> EXERCISE AIM: Repeat each record exactly as written, and drop any images.

:: LISTING ::

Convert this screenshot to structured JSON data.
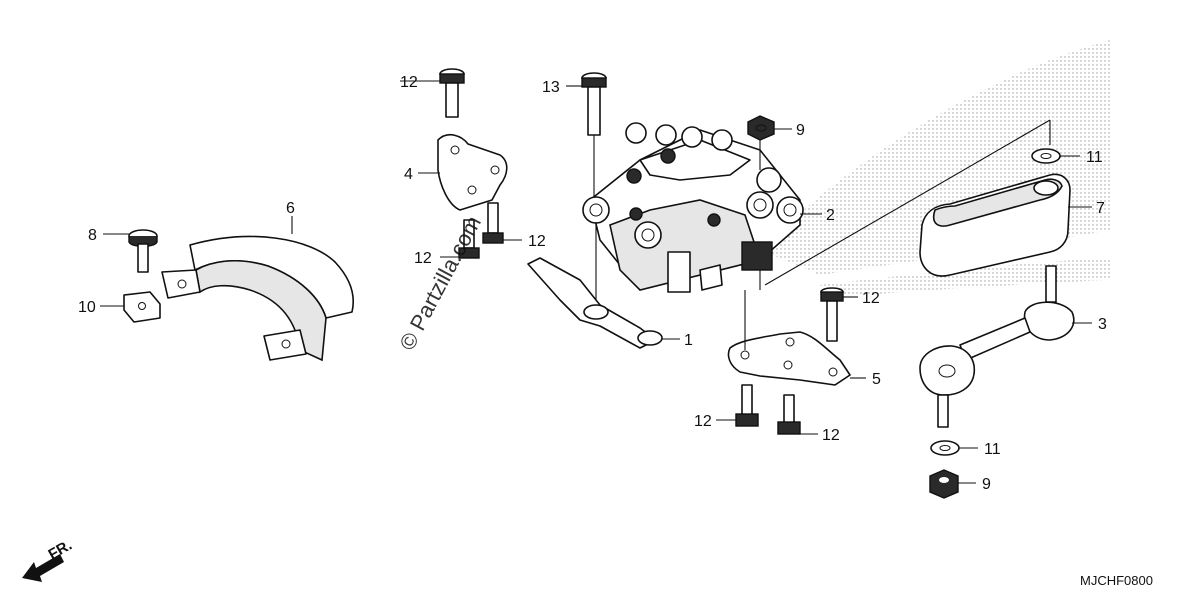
{
  "diagram": {
    "diagram_code": "MJCHF0800",
    "front_marker": "FR.",
    "watermark": "© Partzilla.com",
    "callouts": [
      {
        "id": "c1",
        "text": "1"
      },
      {
        "id": "c2",
        "text": "2"
      },
      {
        "id": "c3",
        "text": "3"
      },
      {
        "id": "c4",
        "text": "4"
      },
      {
        "id": "c5",
        "text": "5"
      },
      {
        "id": "c6",
        "text": "6"
      },
      {
        "id": "c7",
        "text": "7"
      },
      {
        "id": "c8",
        "text": "8"
      },
      {
        "id": "c9a",
        "text": "9"
      },
      {
        "id": "c9b",
        "text": "9"
      },
      {
        "id": "c10",
        "text": "10"
      },
      {
        "id": "c11a",
        "text": "11"
      },
      {
        "id": "c11b",
        "text": "11"
      },
      {
        "id": "c12a",
        "text": "12"
      },
      {
        "id": "c12b",
        "text": "12"
      },
      {
        "id": "c12c",
        "text": "12"
      },
      {
        "id": "c12d",
        "text": "12"
      },
      {
        "id": "c12e",
        "text": "12"
      },
      {
        "id": "c12f",
        "text": "12"
      },
      {
        "id": "c13",
        "text": "13"
      }
    ]
  },
  "colors": {
    "line": "#111111",
    "background": "#ffffff",
    "watermark_dots": "#9a9a9a"
  }
}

:::

> COMPLETE OUTPUT:
Convert this screenshot to structured JSON data.
{
  "diagram": {
    "diagram_code": "MJCHF0800",
    "front_marker": "FR.",
    "watermark": "© Partzilla.com",
    "callouts": [
      {
        "id": "c1",
        "text": "1"
      },
      {
        "id": "c2",
        "text": "2"
      },
      {
        "id": "c3",
        "text": "3"
      },
      {
        "id": "c4",
        "text": "4"
      },
      {
        "id": "c5",
        "text": "5"
      },
      {
        "id": "c6",
        "text": "6"
      },
      {
        "id": "c7",
        "text": "7"
      },
      {
        "id": "c8",
        "text": "8"
      },
      {
        "id": "c9a",
        "text": "9"
      },
      {
        "id": "c9b",
        "text": "9"
      },
      {
        "id": "c10",
        "text": "10"
      },
      {
        "id": "c11a",
        "text": "11"
      },
      {
        "id": "c11b",
        "text": "11"
      },
      {
        "id": "c12a",
        "text": "12"
      },
      {
        "id": "c12b",
        "text": "12"
      },
      {
        "id": "c12c",
        "text": "12"
      },
      {
        "id": "c12d",
        "text": "12"
      },
      {
        "id": "c12e",
        "text": "12"
      },
      {
        "id": "c12f",
        "text": "12"
      },
      {
        "id": "c13",
        "text": "13"
      }
    ]
  },
  "colors": {
    "line": "#111111",
    "background": "#ffffff",
    "watermark_dots": "#9a9a9a"
  }
}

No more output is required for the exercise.